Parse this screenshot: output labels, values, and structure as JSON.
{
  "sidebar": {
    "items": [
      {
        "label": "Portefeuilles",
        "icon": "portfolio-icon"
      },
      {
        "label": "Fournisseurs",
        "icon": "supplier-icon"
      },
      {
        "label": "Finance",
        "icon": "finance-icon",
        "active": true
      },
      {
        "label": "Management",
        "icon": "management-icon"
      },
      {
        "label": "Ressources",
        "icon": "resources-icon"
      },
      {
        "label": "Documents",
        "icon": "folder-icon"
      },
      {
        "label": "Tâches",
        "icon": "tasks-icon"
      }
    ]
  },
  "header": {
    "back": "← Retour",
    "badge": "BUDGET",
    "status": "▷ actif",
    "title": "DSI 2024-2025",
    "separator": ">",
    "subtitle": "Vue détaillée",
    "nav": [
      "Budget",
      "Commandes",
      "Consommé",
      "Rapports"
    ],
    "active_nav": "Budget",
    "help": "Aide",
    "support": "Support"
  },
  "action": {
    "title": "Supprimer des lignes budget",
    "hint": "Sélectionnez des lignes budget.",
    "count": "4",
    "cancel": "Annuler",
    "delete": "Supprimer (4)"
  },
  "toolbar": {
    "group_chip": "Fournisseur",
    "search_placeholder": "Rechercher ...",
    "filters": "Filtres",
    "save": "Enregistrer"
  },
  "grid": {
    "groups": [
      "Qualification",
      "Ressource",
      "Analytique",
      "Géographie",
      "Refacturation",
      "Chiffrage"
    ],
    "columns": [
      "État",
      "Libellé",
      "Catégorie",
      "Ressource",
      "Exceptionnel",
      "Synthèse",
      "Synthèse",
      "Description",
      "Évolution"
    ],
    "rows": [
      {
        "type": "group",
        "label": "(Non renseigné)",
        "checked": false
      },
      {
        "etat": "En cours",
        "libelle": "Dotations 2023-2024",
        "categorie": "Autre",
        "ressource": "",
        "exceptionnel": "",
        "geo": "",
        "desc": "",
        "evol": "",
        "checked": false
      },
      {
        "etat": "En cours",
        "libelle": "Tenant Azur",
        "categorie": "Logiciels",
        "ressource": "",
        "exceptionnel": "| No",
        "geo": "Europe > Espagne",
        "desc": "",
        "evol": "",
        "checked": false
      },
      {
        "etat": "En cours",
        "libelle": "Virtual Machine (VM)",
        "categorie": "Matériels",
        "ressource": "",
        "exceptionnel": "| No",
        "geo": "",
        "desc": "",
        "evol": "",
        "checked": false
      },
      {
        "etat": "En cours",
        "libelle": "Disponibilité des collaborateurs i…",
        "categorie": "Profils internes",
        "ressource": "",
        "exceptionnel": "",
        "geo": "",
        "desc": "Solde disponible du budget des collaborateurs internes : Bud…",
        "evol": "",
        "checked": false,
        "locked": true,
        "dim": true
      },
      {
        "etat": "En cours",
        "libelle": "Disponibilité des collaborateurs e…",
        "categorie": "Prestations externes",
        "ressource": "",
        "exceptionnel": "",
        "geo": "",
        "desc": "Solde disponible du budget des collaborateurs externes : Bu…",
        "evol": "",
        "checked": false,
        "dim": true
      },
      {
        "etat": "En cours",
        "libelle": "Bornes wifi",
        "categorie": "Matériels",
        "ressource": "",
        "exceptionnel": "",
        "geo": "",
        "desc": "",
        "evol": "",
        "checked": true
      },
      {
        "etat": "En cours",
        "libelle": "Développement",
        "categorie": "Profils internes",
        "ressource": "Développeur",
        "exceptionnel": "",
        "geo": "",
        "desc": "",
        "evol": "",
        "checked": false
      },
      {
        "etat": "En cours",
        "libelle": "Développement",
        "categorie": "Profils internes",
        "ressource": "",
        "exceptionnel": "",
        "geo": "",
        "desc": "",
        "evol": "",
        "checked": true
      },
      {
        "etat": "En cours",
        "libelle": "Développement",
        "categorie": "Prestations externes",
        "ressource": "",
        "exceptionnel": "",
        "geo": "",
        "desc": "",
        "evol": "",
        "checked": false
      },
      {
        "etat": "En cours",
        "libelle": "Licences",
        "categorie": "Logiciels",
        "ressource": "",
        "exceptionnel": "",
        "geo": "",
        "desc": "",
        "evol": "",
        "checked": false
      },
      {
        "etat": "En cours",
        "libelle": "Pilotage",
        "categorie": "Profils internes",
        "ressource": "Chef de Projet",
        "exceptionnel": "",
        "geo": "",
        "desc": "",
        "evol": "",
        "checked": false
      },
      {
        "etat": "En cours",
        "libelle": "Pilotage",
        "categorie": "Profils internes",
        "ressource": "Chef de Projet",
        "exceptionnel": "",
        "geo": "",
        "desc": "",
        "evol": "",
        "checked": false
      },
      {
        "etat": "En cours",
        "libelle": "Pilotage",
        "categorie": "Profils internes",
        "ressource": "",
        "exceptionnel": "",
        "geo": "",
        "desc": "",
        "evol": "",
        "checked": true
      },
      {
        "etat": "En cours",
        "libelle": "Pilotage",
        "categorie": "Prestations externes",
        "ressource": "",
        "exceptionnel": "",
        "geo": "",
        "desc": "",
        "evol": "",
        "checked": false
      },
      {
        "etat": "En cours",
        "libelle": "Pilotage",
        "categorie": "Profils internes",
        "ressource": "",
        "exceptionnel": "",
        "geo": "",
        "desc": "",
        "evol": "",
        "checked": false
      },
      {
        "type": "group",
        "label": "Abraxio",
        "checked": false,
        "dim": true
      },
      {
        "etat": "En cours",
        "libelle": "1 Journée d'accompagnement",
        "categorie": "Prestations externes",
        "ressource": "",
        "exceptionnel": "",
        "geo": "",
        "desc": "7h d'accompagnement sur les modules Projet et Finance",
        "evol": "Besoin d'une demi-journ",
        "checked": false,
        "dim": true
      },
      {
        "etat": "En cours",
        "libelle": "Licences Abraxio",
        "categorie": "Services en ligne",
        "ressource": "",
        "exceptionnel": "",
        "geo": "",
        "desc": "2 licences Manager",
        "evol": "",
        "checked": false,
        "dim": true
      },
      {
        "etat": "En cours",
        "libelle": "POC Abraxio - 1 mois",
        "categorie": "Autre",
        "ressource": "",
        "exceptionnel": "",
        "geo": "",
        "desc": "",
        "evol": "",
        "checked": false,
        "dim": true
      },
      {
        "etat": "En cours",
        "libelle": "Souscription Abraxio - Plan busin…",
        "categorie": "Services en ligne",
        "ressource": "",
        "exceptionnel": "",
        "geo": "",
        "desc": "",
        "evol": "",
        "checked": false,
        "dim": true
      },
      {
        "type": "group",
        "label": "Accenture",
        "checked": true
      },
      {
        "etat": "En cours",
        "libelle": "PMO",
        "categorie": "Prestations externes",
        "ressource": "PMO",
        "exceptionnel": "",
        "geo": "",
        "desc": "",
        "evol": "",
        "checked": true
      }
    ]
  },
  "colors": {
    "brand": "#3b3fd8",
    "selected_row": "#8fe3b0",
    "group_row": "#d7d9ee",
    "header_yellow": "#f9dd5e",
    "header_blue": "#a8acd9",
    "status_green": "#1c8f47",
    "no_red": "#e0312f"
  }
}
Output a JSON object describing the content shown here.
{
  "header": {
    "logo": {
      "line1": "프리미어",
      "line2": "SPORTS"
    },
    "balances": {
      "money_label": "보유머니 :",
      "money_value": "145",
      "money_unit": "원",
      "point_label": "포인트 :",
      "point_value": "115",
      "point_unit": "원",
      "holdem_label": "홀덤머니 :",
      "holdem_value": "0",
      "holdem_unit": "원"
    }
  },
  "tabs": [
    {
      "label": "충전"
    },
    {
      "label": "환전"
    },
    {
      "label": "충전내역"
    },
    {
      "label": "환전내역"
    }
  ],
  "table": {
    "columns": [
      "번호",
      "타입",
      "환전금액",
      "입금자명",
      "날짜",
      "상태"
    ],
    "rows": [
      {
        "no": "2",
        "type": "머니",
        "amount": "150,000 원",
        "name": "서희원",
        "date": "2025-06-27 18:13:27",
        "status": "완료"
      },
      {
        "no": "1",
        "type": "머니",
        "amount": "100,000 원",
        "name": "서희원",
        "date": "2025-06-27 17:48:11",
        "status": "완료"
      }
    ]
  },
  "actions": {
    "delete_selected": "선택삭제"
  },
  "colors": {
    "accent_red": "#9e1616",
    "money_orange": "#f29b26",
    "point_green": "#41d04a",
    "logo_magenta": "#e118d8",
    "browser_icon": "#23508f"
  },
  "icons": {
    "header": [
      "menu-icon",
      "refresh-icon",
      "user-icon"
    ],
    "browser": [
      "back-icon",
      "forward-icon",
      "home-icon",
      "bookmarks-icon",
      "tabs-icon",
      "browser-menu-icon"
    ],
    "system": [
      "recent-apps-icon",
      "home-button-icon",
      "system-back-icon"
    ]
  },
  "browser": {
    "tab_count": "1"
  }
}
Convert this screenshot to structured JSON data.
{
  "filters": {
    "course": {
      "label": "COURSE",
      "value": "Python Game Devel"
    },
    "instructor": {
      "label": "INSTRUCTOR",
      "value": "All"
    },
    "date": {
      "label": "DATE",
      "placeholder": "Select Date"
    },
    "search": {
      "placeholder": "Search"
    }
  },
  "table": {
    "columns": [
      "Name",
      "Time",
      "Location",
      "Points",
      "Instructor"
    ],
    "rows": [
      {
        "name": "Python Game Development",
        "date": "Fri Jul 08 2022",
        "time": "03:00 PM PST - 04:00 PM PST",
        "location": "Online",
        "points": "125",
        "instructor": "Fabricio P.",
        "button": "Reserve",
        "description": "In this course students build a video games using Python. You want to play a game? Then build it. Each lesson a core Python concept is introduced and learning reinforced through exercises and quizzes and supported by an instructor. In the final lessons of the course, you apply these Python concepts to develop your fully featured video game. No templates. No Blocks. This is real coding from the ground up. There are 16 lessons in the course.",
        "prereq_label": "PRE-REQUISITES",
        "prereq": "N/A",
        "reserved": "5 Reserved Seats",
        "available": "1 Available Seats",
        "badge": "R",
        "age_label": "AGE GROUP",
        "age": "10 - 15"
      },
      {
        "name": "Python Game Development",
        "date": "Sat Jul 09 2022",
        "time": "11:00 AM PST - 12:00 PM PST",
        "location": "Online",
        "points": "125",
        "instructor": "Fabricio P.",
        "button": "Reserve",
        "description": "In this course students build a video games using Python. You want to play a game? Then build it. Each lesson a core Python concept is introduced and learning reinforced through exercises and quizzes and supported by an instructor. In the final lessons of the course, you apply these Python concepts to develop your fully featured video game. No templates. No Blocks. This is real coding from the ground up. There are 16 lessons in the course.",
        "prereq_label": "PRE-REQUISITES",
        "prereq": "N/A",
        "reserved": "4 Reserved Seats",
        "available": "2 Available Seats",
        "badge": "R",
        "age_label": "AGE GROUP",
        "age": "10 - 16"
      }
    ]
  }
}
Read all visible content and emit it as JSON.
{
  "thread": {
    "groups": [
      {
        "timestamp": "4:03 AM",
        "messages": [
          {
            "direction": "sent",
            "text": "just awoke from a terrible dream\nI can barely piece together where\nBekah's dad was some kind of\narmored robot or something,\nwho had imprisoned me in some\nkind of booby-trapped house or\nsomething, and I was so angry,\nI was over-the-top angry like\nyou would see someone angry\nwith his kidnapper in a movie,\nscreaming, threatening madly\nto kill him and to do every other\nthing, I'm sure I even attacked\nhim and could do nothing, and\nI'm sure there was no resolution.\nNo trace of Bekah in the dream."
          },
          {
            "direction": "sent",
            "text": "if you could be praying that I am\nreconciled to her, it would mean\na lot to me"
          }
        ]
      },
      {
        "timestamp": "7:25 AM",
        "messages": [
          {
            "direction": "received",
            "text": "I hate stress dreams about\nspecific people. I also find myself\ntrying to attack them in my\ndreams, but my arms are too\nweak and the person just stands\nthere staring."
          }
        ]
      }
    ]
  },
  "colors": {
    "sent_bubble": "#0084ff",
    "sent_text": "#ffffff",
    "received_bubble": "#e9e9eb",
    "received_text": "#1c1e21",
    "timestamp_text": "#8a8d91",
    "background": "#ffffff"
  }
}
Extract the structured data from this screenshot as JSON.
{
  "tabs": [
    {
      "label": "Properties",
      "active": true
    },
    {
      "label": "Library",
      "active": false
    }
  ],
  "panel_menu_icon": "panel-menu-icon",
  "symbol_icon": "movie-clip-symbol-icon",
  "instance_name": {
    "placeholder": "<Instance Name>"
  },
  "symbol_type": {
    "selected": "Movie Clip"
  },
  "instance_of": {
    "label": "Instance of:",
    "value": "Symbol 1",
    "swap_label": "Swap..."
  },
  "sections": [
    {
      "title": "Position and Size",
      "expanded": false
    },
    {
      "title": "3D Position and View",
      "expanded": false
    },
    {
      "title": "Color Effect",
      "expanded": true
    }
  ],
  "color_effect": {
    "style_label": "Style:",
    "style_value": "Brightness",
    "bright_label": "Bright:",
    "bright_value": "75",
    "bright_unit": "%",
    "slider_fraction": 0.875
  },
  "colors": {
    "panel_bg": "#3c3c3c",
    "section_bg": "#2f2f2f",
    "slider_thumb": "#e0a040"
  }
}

**Problem to solve:** Take each line of the material that contains the word "available" and list it.

**Written response:**
        "available": "1 Available Seats",
        "available": "2 Available Seats",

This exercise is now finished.